Task details — In each row below, change "significant-point" to "highlighted-point" and keep every other part of the rows the same. Leave the pictures out of your answer.
---
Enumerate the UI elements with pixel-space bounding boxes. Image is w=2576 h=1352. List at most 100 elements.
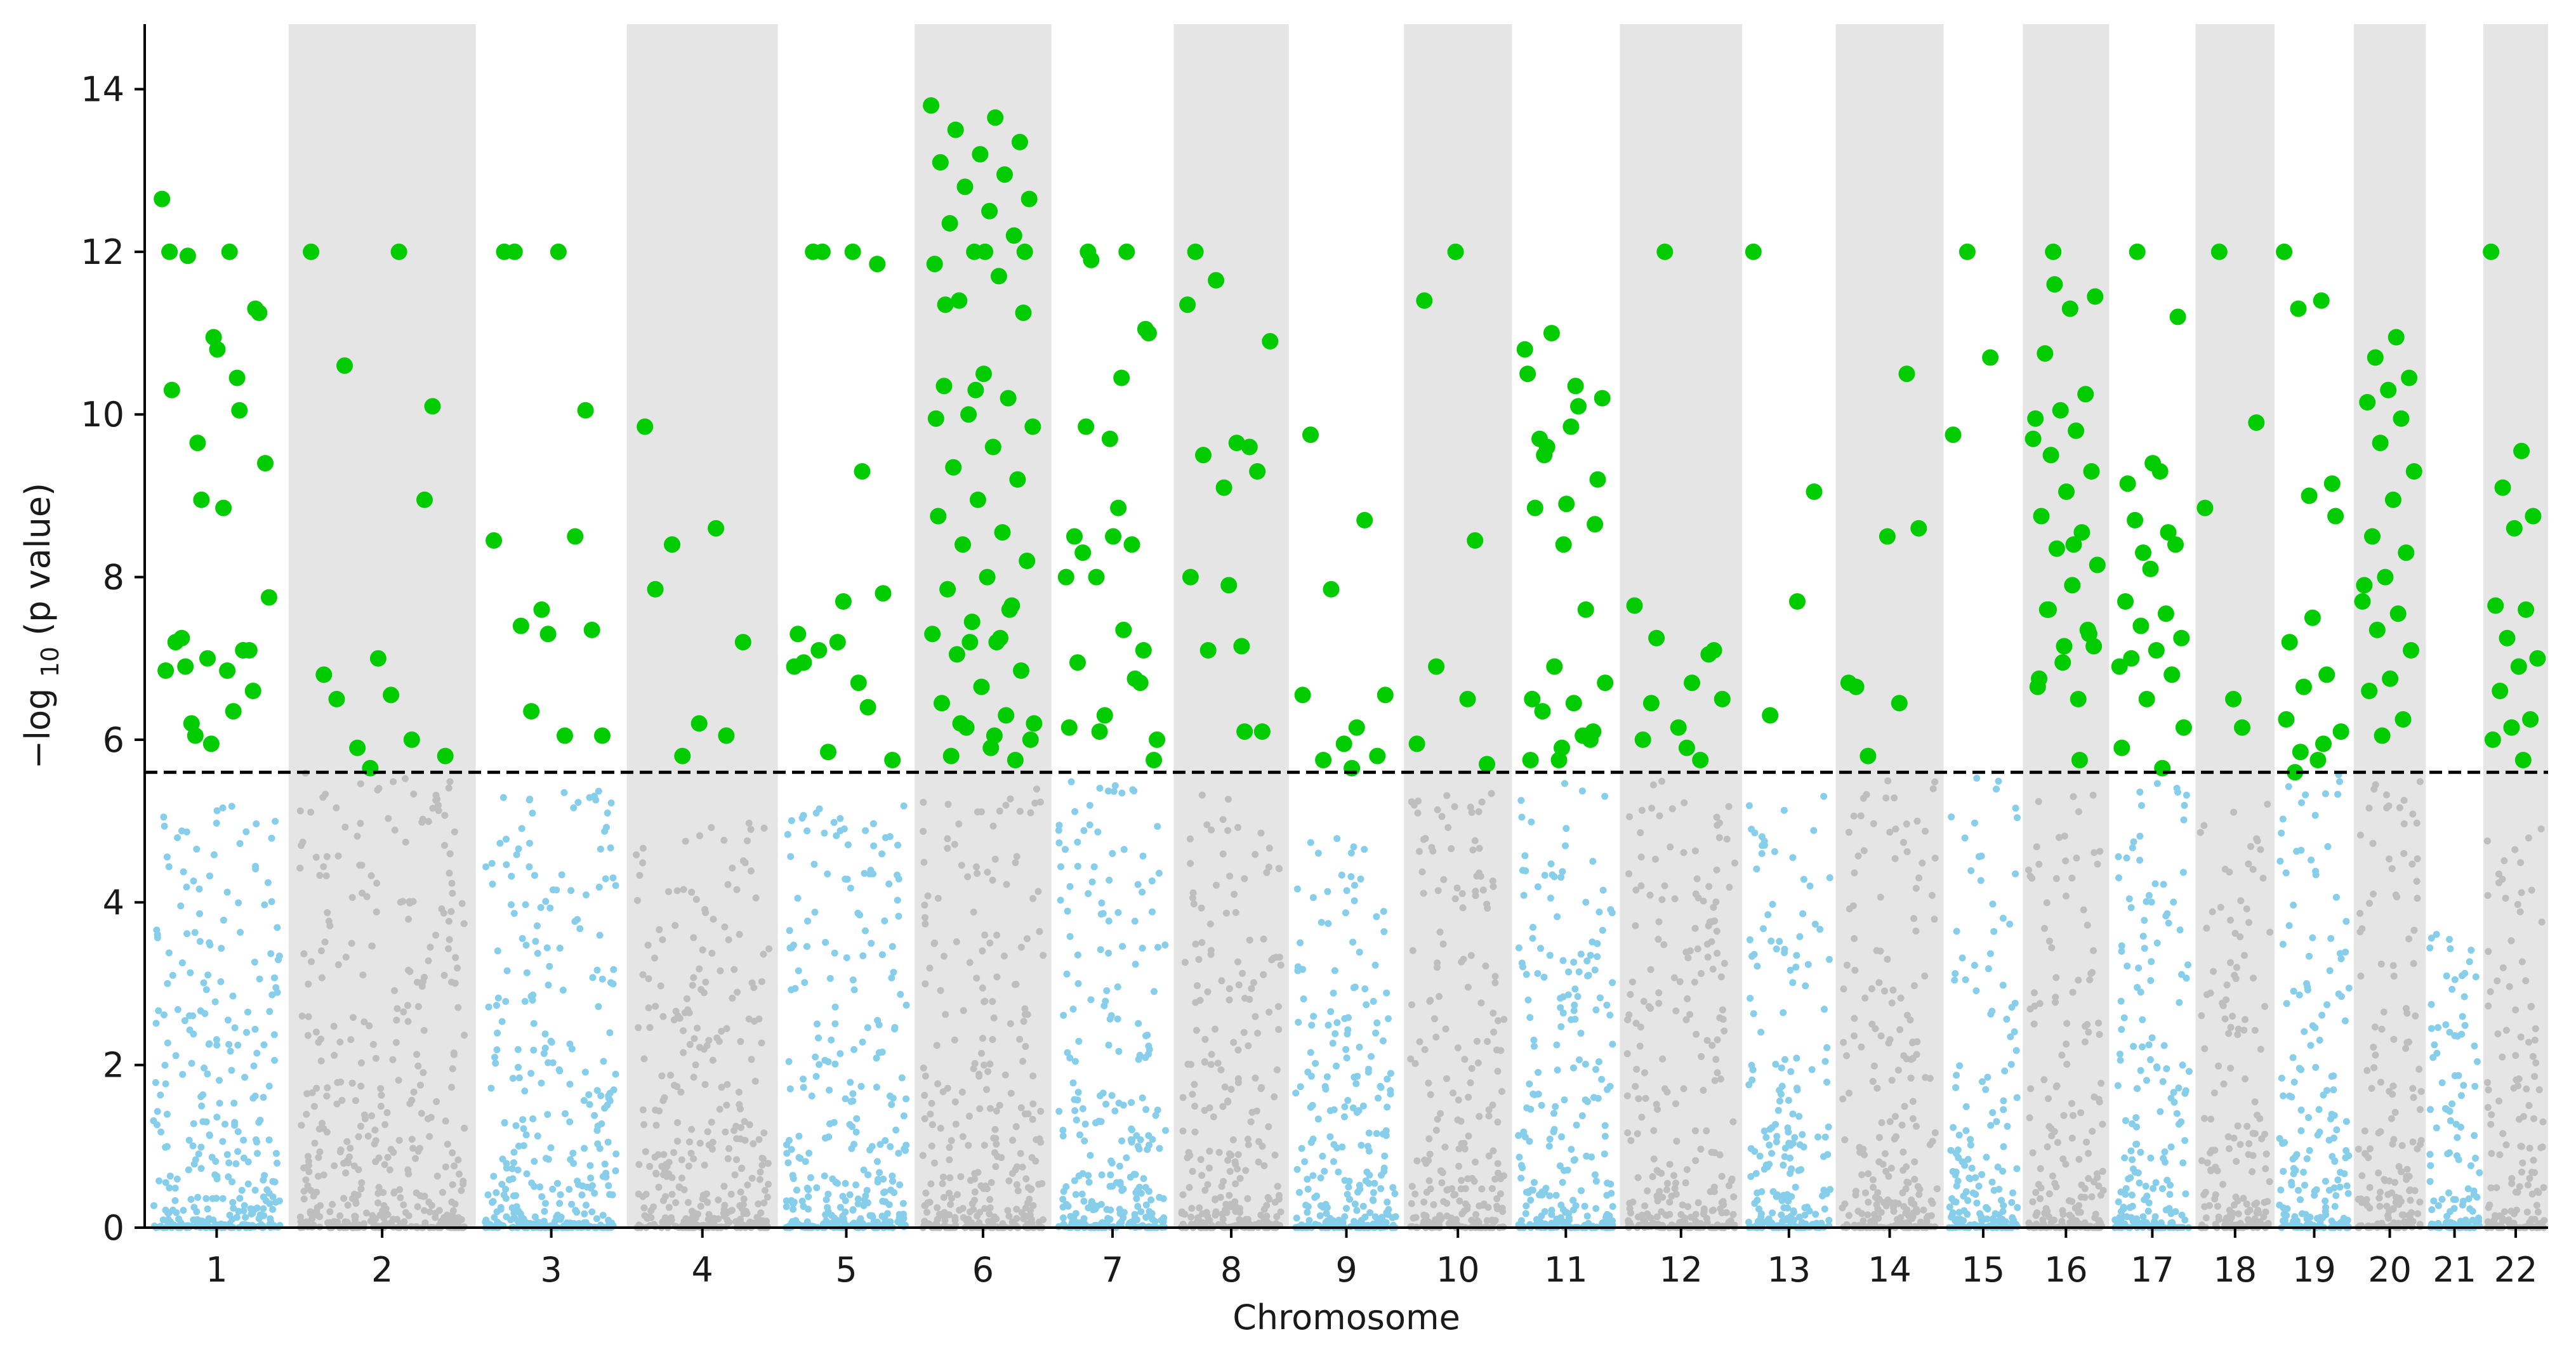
significant-point bbox=[2315, 735, 2332, 752]
significant-point bbox=[2111, 658, 2128, 675]
significant-point bbox=[1634, 731, 1651, 748]
significant-point bbox=[2068, 422, 2085, 439]
chromosome-band-18 bbox=[2195, 24, 2275, 1228]
significant-point bbox=[1543, 325, 1560, 342]
significant-point bbox=[1567, 377, 1584, 395]
significant-point bbox=[1024, 418, 1041, 435]
significant-point bbox=[1302, 426, 1319, 443]
y-axis-label-tail: (p value) bbox=[18, 483, 58, 636]
significant-point bbox=[2394, 711, 2412, 728]
significant-point bbox=[2169, 308, 2186, 325]
significant-point bbox=[2117, 593, 2134, 610]
significant-point bbox=[1859, 747, 1877, 765]
significant-point bbox=[2089, 556, 2106, 574]
significant-point bbox=[1945, 426, 1962, 443]
chromosome-band-6 bbox=[915, 24, 1052, 1228]
significant-point bbox=[2142, 560, 2159, 577]
significant-point bbox=[1020, 190, 1038, 207]
significant-point bbox=[2301, 487, 2318, 504]
significant-point bbox=[2061, 300, 2078, 317]
significant-point bbox=[935, 377, 953, 395]
significant-point bbox=[2196, 499, 2214, 516]
significant-point bbox=[2382, 670, 2399, 687]
background-points-chr-9 bbox=[1292, 835, 1399, 1231]
significant-point bbox=[2522, 711, 2539, 728]
significant-point bbox=[1910, 520, 1927, 537]
significant-point bbox=[1891, 695, 1908, 712]
significant-point bbox=[154, 190, 171, 207]
significant-point bbox=[2132, 617, 2150, 634]
significant-point bbox=[2119, 475, 2136, 492]
significant-point bbox=[2077, 386, 2094, 403]
significant-point bbox=[2148, 642, 2165, 659]
significant-point bbox=[875, 585, 892, 602]
significant-point bbox=[2160, 524, 2177, 541]
x-tick-label: 19 bbox=[2292, 1250, 2336, 1290]
significant-point bbox=[1220, 577, 1238, 594]
significant-point bbox=[219, 662, 236, 679]
significant-point bbox=[437, 747, 454, 765]
significant-point bbox=[973, 678, 990, 695]
x-tick-label: 7 bbox=[1102, 1250, 1123, 1290]
significant-point bbox=[1113, 369, 1130, 386]
significant-point bbox=[1562, 418, 1580, 435]
x-tick-label: 9 bbox=[1335, 1250, 1357, 1290]
significant-point bbox=[2374, 727, 2391, 744]
significant-point bbox=[202, 735, 220, 752]
significant-point bbox=[2403, 642, 2419, 659]
significant-point bbox=[2290, 300, 2307, 317]
significant-point bbox=[1692, 752, 1709, 768]
significant-point bbox=[2167, 536, 2184, 553]
significant-point bbox=[1315, 752, 1332, 768]
significant-point bbox=[167, 634, 184, 651]
significant-point bbox=[577, 402, 594, 419]
significant-point bbox=[948, 646, 965, 663]
significant-point bbox=[1594, 390, 1611, 407]
significant-point bbox=[2248, 414, 2265, 431]
x-tick-label: 21 bbox=[2433, 1250, 2476, 1290]
significant-point bbox=[2278, 711, 2295, 728]
significant-point bbox=[2354, 593, 2371, 610]
significant-point bbox=[2083, 463, 2100, 480]
significant-point bbox=[1898, 365, 1915, 383]
significant-point bbox=[1479, 756, 1495, 773]
significant-point bbox=[2210, 243, 2228, 260]
significant-point bbox=[998, 707, 1015, 724]
significant-point bbox=[2045, 243, 2062, 260]
significant-point bbox=[2372, 435, 2389, 452]
significant-point bbox=[789, 626, 807, 643]
significant-point bbox=[1195, 447, 1212, 464]
significant-point bbox=[1377, 686, 1394, 704]
significant-point bbox=[2287, 764, 2304, 781]
significant-point bbox=[2292, 744, 2309, 761]
significant-point bbox=[960, 406, 977, 423]
significant-point bbox=[2144, 455, 2162, 472]
significant-point bbox=[1146, 752, 1163, 768]
significant-point bbox=[1459, 690, 1476, 707]
significant-point bbox=[939, 581, 956, 598]
significant-point bbox=[1526, 499, 1543, 516]
significant-point bbox=[829, 634, 846, 651]
significant-point bbox=[594, 727, 611, 744]
significant-point bbox=[2380, 381, 2397, 398]
background-points-chr-15 bbox=[1945, 775, 2021, 1231]
chromosome-band-20 bbox=[2353, 24, 2426, 1228]
chromosome-band-8 bbox=[1173, 24, 1289, 1228]
significant-point bbox=[2367, 349, 2384, 366]
significant-point bbox=[1083, 251, 1100, 268]
significant-point bbox=[199, 650, 216, 667]
x-tick-label: 11 bbox=[1544, 1250, 1588, 1290]
significant-point bbox=[1074, 544, 1092, 561]
significant-point bbox=[1789, 593, 1806, 610]
significant-point bbox=[930, 508, 947, 525]
significant-point bbox=[2225, 690, 2242, 707]
significant-point bbox=[557, 727, 573, 744]
significant-point bbox=[1249, 463, 1266, 480]
significant-point bbox=[2393, 410, 2410, 427]
significant-point bbox=[941, 215, 958, 232]
y-tick-label: 12 bbox=[81, 232, 124, 272]
significant-point bbox=[523, 703, 540, 720]
significant-point bbox=[1066, 528, 1083, 545]
significant-point bbox=[1847, 678, 1865, 695]
significant-point bbox=[1428, 658, 1445, 675]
---
Exercise result —
Enumerate the UI elements with pixel-space bounding boxes. Image is w=2576 h=1352. List at most 100 elements.
highlighted-point bbox=[2315, 735, 2332, 752]
highlighted-point bbox=[2111, 658, 2128, 675]
highlighted-point bbox=[1634, 731, 1651, 748]
highlighted-point bbox=[2068, 422, 2085, 439]
chromosome-band-18 bbox=[2195, 24, 2275, 1228]
highlighted-point bbox=[1543, 325, 1560, 342]
highlighted-point bbox=[1567, 377, 1584, 395]
highlighted-point bbox=[1024, 418, 1041, 435]
highlighted-point bbox=[1302, 426, 1319, 443]
y-axis-label-tail: (p value) bbox=[18, 483, 58, 636]
highlighted-point bbox=[2394, 711, 2412, 728]
highlighted-point bbox=[2169, 308, 2186, 325]
highlighted-point bbox=[2117, 593, 2134, 610]
highlighted-point bbox=[1859, 747, 1877, 765]
highlighted-point bbox=[2089, 556, 2106, 574]
highlighted-point bbox=[1945, 426, 1962, 443]
chromosome-band-6 bbox=[915, 24, 1052, 1228]
highlighted-point bbox=[2142, 560, 2159, 577]
highlighted-point bbox=[1020, 190, 1038, 207]
highlighted-point bbox=[2301, 487, 2318, 504]
highlighted-point bbox=[2061, 300, 2078, 317]
highlighted-point bbox=[935, 377, 953, 395]
highlighted-point bbox=[2196, 499, 2214, 516]
highlighted-point bbox=[2382, 670, 2399, 687]
background-points-chr-9 bbox=[1292, 835, 1399, 1231]
highlighted-point bbox=[2522, 711, 2539, 728]
highlighted-point bbox=[1910, 520, 1927, 537]
highlighted-point bbox=[1891, 695, 1908, 712]
highlighted-point bbox=[154, 190, 171, 207]
highlighted-point bbox=[2132, 617, 2150, 634]
highlighted-point bbox=[2119, 475, 2136, 492]
highlighted-point bbox=[2077, 386, 2094, 403]
highlighted-point bbox=[2148, 642, 2165, 659]
highlighted-point bbox=[875, 585, 892, 602]
highlighted-point bbox=[2160, 524, 2177, 541]
x-tick-label: 19 bbox=[2292, 1250, 2336, 1290]
highlighted-point bbox=[1220, 577, 1238, 594]
highlighted-point bbox=[219, 662, 236, 679]
highlighted-point bbox=[437, 747, 454, 765]
highlighted-point bbox=[973, 678, 990, 695]
x-tick-label: 7 bbox=[1102, 1250, 1123, 1290]
highlighted-point bbox=[1113, 369, 1130, 386]
highlighted-point bbox=[1562, 418, 1580, 435]
x-tick-label: 9 bbox=[1335, 1250, 1357, 1290]
highlighted-point bbox=[2374, 727, 2391, 744]
highlighted-point bbox=[202, 735, 220, 752]
highlighted-point bbox=[2403, 642, 2419, 659]
highlighted-point bbox=[2290, 300, 2307, 317]
highlighted-point bbox=[1692, 752, 1709, 768]
highlighted-point bbox=[2167, 536, 2184, 553]
highlighted-point bbox=[1315, 752, 1332, 768]
highlighted-point bbox=[167, 634, 184, 651]
highlighted-point bbox=[577, 402, 594, 419]
highlighted-point bbox=[948, 646, 965, 663]
highlighted-point bbox=[1594, 390, 1611, 407]
highlighted-point bbox=[2248, 414, 2265, 431]
x-tick-label: 21 bbox=[2433, 1250, 2476, 1290]
highlighted-point bbox=[2278, 711, 2295, 728]
highlighted-point bbox=[2354, 593, 2371, 610]
highlighted-point bbox=[2083, 463, 2100, 480]
highlighted-point bbox=[1898, 365, 1915, 383]
highlighted-point bbox=[1479, 756, 1495, 773]
highlighted-point bbox=[2210, 243, 2228, 260]
highlighted-point bbox=[998, 707, 1015, 724]
highlighted-point bbox=[2045, 243, 2062, 260]
highlighted-point bbox=[2372, 435, 2389, 452]
highlighted-point bbox=[789, 626, 807, 643]
highlighted-point bbox=[1195, 447, 1212, 464]
highlighted-point bbox=[1377, 686, 1394, 704]
highlighted-point bbox=[2287, 764, 2304, 781]
highlighted-point bbox=[2292, 744, 2309, 761]
highlighted-point bbox=[960, 406, 977, 423]
highlighted-point bbox=[2144, 455, 2162, 472]
highlighted-point bbox=[1146, 752, 1163, 768]
highlighted-point bbox=[1459, 690, 1476, 707]
highlighted-point bbox=[939, 581, 956, 598]
highlighted-point bbox=[1526, 499, 1543, 516]
highlighted-point bbox=[829, 634, 846, 651]
highlighted-point bbox=[594, 727, 611, 744]
highlighted-point bbox=[2380, 381, 2397, 398]
background-points-chr-15 bbox=[1945, 775, 2021, 1231]
chromosome-band-20 bbox=[2353, 24, 2426, 1228]
chromosome-band-8 bbox=[1173, 24, 1289, 1228]
highlighted-point bbox=[2367, 349, 2384, 366]
highlighted-point bbox=[1083, 251, 1100, 268]
highlighted-point bbox=[199, 650, 216, 667]
x-tick-label: 11 bbox=[1544, 1250, 1588, 1290]
highlighted-point bbox=[1074, 544, 1092, 561]
highlighted-point bbox=[1789, 593, 1806, 610]
highlighted-point bbox=[930, 508, 947, 525]
highlighted-point bbox=[2225, 690, 2242, 707]
highlighted-point bbox=[557, 727, 573, 744]
highlighted-point bbox=[1249, 463, 1266, 480]
highlighted-point bbox=[2393, 410, 2410, 427]
highlighted-point bbox=[941, 215, 958, 232]
y-tick-label: 12 bbox=[81, 232, 124, 272]
highlighted-point bbox=[523, 703, 540, 720]
highlighted-point bbox=[1066, 528, 1083, 545]
highlighted-point bbox=[1847, 678, 1865, 695]
highlighted-point bbox=[1428, 658, 1445, 675]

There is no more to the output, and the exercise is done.